--- START DATA TO USE ---

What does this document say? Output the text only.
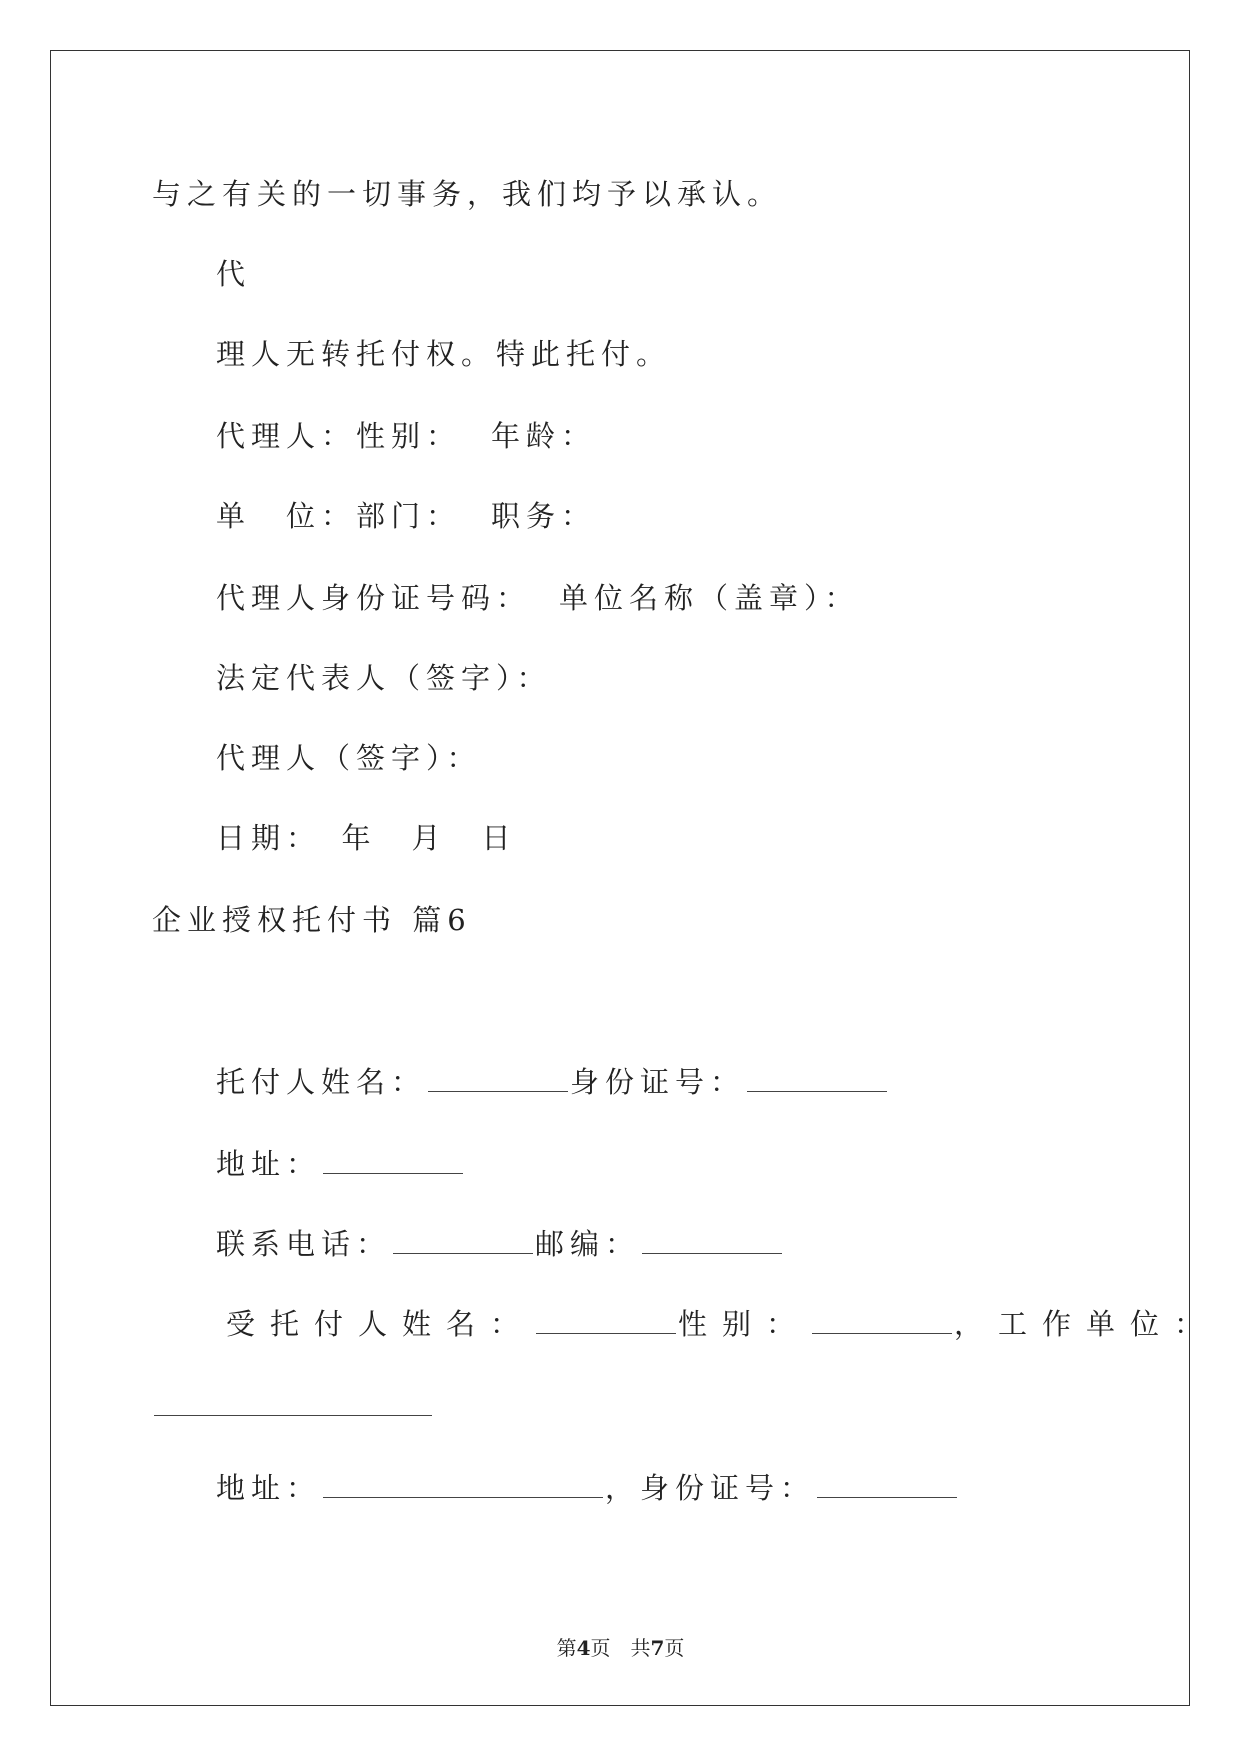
与之有关的一切事务，我们均予以承认。
代
理人无转托付权。特此托付。
代理人：性别： 年龄：
单　位：部门： 职务：
代理人身份证号码： 单位名称（盖章）：
法定代表人（签字）：
代理人（签字）：
日期：　年　月　日
企业授权托付书 篇6
托付人姓名：	身份证号：
地址：
联系电话：	邮编：
受托付人姓名：	性别：	，工作单位：
地址：	，身份证号：
第4页　共7页
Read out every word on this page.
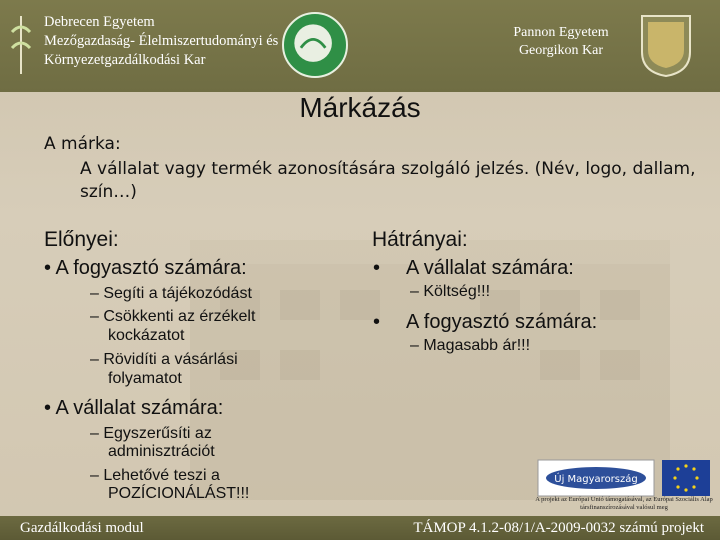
Debrecen Egyetem
Mezőgazdaság- Élelmiszertudományi és
Környezetgazdálkodási Kar
Pannon Egyetem
Georgikon Kar
Márkázás
A márka:
A vállalat vagy termék azonosítására szolgáló jelzés. (Név, logo, dallam, szín…)
Előnyei:
• A fogyasztó számára:
– Segíti a tájékozódást
– Csökkenti az érzékelt
kockázatot
– Rövidíti a vásárlási
folyamatot
• A vállalat számára:
– Egyszerűsíti az
adminisztrációt
– Lehetővé teszi a
POZÍCIONÁLÁST!!!
Hátrányai:
• A vállalat számára:
– Költség!!!
• A fogyasztó számára:
– Magasabb ár!!!
Új Magyarország
A projekt az Európai Unió támogatásával, az Európai Szociális Alap társfinanszírozásával valósul meg
Gazdálkodási modul	TÁMOP 4.1.2-08/1/A-2009-0032 számú projekt
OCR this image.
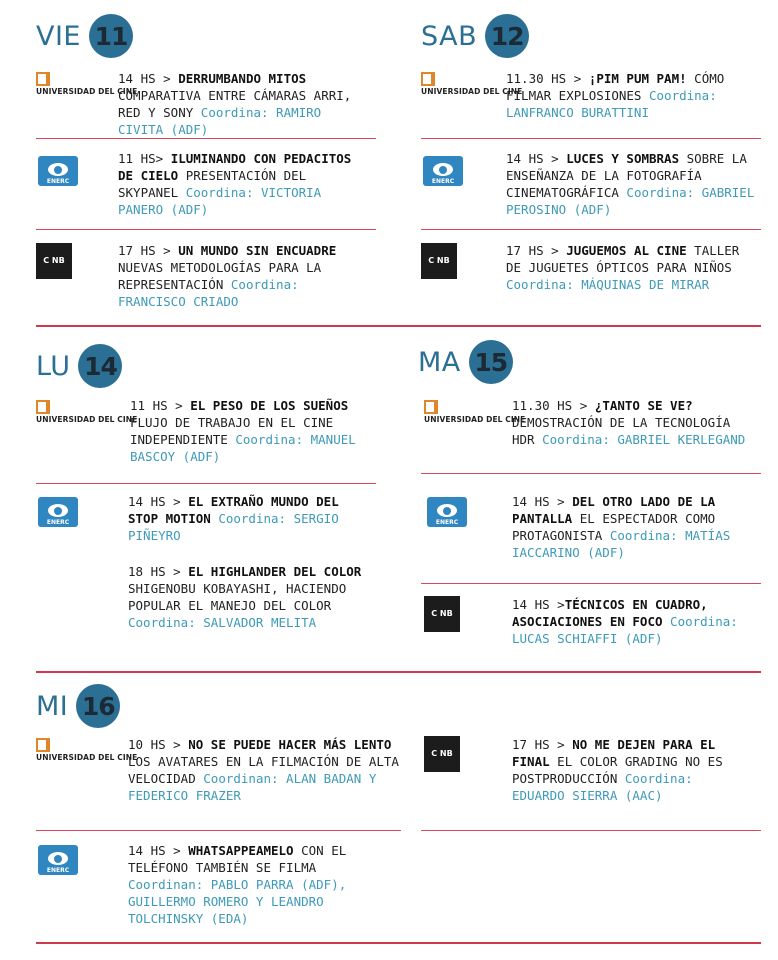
VIE 11
UNIVERSIDAD DEL CINE
14 HS > DERRUMBANDO MITOS COMPARATIVA ENTRE CÁMARAS ARRI, RED Y SONY Coordina: RAMIRO CIVITA (ADF)
ENERC
11 HS> ILUMINANDO CON PEDACITOS DE CIELO PRESENTACIÓN DEL SKYPANEL Coordina: VICTORIA PANERO (ADF)
C NB
17 HS > UN MUNDO SIN ENCUADRE NUEVAS METODOLOGÍAS PARA LA REPRESENTACIÓN Coordina: FRANCISCO CRIADO
SAB 12
UNIVERSIDAD DEL CINE
11.30 HS > ¡PIM PUM PAM! CÓMO FILMAR EXPLOSIONES Coordina: LANFRANCO BURATTINI
ENERC
14 HS > LUCES Y SOMBRAS SOBRE LA ENSEÑANZA DE LA FOTOGRAFÍA CINEMATOGRÁFICA Coordina: GABRIEL PEROSINO (ADF)
C NB
17 HS > JUGUEMOS AL CINE TALLER DE JUGUETES ÓPTICOS PARA NIÑOS Coordina: MÁQUINAS DE MIRAR
LU 14
UNIVERSIDAD DEL CINE
11 HS > EL PESO DE LOS SUEÑOS FLUJO DE TRABAJO EN EL CINE INDEPENDIENTE Coordina: MANUEL BASCOY (ADF)
ENERC
14 HS > EL EXTRAÑO MUNDO DEL STOP MOTION Coordina: SERGIO PIÑEYRO
18 HS > EL HIGHLANDER DEL COLOR SHIGENOBU KOBAYASHI, HACIENDO POPULAR EL MANEJO DEL COLOR Coordina: SALVADOR MELITA
MA 15
UNIVERSIDAD DEL CINE
11.30 HS > ¿TANTO SE VE? DEMOSTRACIÓN DE LA TECNOLOGÍA HDR Coordina: GABRIEL KERLEGAND
ENERC
14 HS > DEL OTRO LADO DE LA PANTALLA EL ESPECTADOR COMO PROTAGONISTA Coordina: MATÍAS IACCARINO (ADF)
C NB
14 HS >TÉCNICOS EN CUADRO, ASOCIACIONES EN FOCO Coordina: LUCAS SCHIAFFI (ADF)
MI 16
UNIVERSIDAD DEL CINE
10 HS > NO SE PUEDE HACER MÁS LENTO LOS AVATARES EN LA FILMACIÓN DE ALTA VELOCIDAD Coordinan: ALAN BADAN Y FEDERICO FRAZER
ENERC
14 HS > WHATSAPPEAMELO CON EL TELÉFONO TAMBIÉN SE FILMA Coordinan: PABLO PARRA (ADF), GUILLERMO ROMERO Y LEANDRO TOLCHINSKY (EDA)
C NB
17 HS > NO ME DEJEN PARA EL FINAL EL COLOR GRADING NO ES POSTPRODUCCIÓN Coordina: EDUARDO SIERRA (AAC)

--- END DATA TO USE ---

All of the entries above should be copied exactly, except for the pictures.

• [OUTPUT FOR THIS TASK]:
What does this document say? Output the text only.
与之有关的一切事务，我们均予以承认。
代
理人无转托付权。特此托付。
代理人：性别： 年龄：
单　位：部门： 职务：
代理人身份证号码： 单位名称（盖章）：
法定代表人（签字）：
代理人（签字）：
日期：　年　月　日
企业授权托付书 篇6
托付人姓名：	身份证号：
地址：
联系电话：	邮编：
受托付人姓名：	性别：	，工作单位：
地址：	，身份证号：
第4页　共7页
Read out every word on this page.
Debrecen Egyetem
Mezőgazdaság- Élelmiszertudományi és
Környezetgazdálkodási Kar
Pannon Egyetem
Georgikon Kar
Márkázás
A márka:
A vállalat vagy termék azonosítására szolgáló jelzés. (Név, logo, dallam, szín…)
Előnyei:
• A fogyasztó számára:
– Segíti a tájékozódást
– Csökkenti az érzékelt
kockázatot
– Rövidíti a vásárlási
folyamatot
• A vállalat számára:
– Egyszerűsíti az
adminisztrációt
– Lehetővé teszi a
POZÍCIONÁLÁST!!!
Hátrányai:
• A vállalat számára:
– Költség!!!
• A fogyasztó számára:
– Magasabb ár!!!
Új Magyarország
A projekt az Európai Unió támogatásával, az Európai Szociális Alap társfinanszírozásával valósul meg
Gazdálkodási modul	TÁMOP 4.1.2-08/1/A-2009-0032 számú projekt
OCR this image.
VIE 11
UNIVERSIDAD DEL CINE
14 HS > DERRUMBANDO MITOS COMPARATIVA ENTRE CÁMARAS ARRI, RED Y SONY Coordina: RAMIRO CIVITA (ADF)
ENERC
11 HS> ILUMINANDO CON PEDACITOS DE CIELO PRESENTACIÓN DEL SKYPANEL Coordina: VICTORIA PANERO (ADF)
C NB
17 HS > UN MUNDO SIN ENCUADRE NUEVAS METODOLOGÍAS PARA LA REPRESENTACIÓN Coordina: FRANCISCO CRIADO
SAB 12
UNIVERSIDAD DEL CINE
11.30 HS > ¡PIM PUM PAM! CÓMO FILMAR EXPLOSIONES Coordina: LANFRANCO BURATTINI
ENERC
14 HS > LUCES Y SOMBRAS SOBRE LA ENSEÑANZA DE LA FOTOGRAFÍA CINEMATOGRÁFICA Coordina: GABRIEL PEROSINO (ADF)
C NB
17 HS > JUGUEMOS AL CINE TALLER DE JUGUETES ÓPTICOS PARA NIÑOS Coordina: MÁQUINAS DE MIRAR
LU 14
UNIVERSIDAD DEL CINE
11 HS > EL PESO DE LOS SUEÑOS FLUJO DE TRABAJO EN EL CINE INDEPENDIENTE Coordina: MANUEL BASCOY (ADF)
ENERC
14 HS > EL EXTRAÑO MUNDO DEL STOP MOTION Coordina: SERGIO PIÑEYRO
18 HS > EL HIGHLANDER DEL COLOR SHIGENOBU KOBAYASHI, HACIENDO POPULAR EL MANEJO DEL COLOR Coordina: SALVADOR MELITA
MA 15
UNIVERSIDAD DEL CINE
11.30 HS > ¿TANTO SE VE? DEMOSTRACIÓN DE LA TECNOLOGÍA HDR Coordina: GABRIEL KERLEGAND
ENERC
14 HS > DEL OTRO LADO DE LA PANTALLA EL ESPECTADOR COMO PROTAGONISTA Coordina: MATÍAS IACCARINO (ADF)
C NB
14 HS >TÉCNICOS EN CUADRO, ASOCIACIONES EN FOCO Coordina: LUCAS SCHIAFFI (ADF)
MI 16
UNIVERSIDAD DEL CINE
10 HS > NO SE PUEDE HACER MÁS LENTO LOS AVATARES EN LA FILMACIÓN DE ALTA VELOCIDAD Coordinan: ALAN BADAN Y FEDERICO FRAZER
ENERC
14 HS > WHATSAPPEAMELO CON EL TELÉFONO TAMBIÉN SE FILMA Coordinan: PABLO PARRA (ADF), GUILLERMO ROMERO Y LEANDRO TOLCHINSKY (EDA)
C NB
17 HS > NO ME DEJEN PARA EL FINAL EL COLOR GRADING NO ES POSTPRODUCCIÓN Coordina: EDUARDO SIERRA (AAC)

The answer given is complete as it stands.